■ TASK DETAILS
Return a copy of every line in the records that includes the word "title".

■ MATERIAL
>> BEGIN
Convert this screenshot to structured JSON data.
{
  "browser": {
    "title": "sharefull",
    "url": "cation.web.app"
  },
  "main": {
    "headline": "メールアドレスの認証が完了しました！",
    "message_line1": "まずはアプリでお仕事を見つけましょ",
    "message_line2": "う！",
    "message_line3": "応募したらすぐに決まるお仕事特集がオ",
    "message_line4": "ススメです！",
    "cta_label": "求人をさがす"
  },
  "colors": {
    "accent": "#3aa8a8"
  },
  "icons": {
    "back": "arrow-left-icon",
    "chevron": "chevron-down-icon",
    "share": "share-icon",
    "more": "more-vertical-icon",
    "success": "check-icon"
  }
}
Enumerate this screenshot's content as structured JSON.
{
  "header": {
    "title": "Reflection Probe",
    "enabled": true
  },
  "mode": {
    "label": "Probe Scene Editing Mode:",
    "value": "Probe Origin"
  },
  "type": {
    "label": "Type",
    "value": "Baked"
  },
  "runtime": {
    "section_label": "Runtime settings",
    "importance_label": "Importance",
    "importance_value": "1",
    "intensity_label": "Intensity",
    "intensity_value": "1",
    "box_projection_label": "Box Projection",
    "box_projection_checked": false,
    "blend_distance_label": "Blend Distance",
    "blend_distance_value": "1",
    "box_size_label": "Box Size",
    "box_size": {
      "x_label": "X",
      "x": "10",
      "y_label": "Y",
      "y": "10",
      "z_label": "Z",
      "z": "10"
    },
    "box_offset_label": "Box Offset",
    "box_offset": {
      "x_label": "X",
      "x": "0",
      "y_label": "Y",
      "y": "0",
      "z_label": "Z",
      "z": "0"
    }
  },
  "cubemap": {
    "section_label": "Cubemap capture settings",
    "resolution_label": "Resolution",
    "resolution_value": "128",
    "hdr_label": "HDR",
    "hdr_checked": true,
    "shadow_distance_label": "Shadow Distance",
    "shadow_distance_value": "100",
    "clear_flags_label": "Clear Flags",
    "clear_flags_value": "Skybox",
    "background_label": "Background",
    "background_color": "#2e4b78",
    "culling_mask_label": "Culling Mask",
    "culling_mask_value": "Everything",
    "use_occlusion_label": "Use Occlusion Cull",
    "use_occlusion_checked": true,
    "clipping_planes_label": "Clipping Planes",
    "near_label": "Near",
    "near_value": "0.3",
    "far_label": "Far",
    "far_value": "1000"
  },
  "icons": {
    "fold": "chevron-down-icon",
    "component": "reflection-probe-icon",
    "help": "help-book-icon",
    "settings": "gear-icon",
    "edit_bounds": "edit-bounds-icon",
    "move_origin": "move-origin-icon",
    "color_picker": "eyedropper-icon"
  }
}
>> END
■ SOLUTION
    "title": "sharefull",
    "title": "Reflection Probe",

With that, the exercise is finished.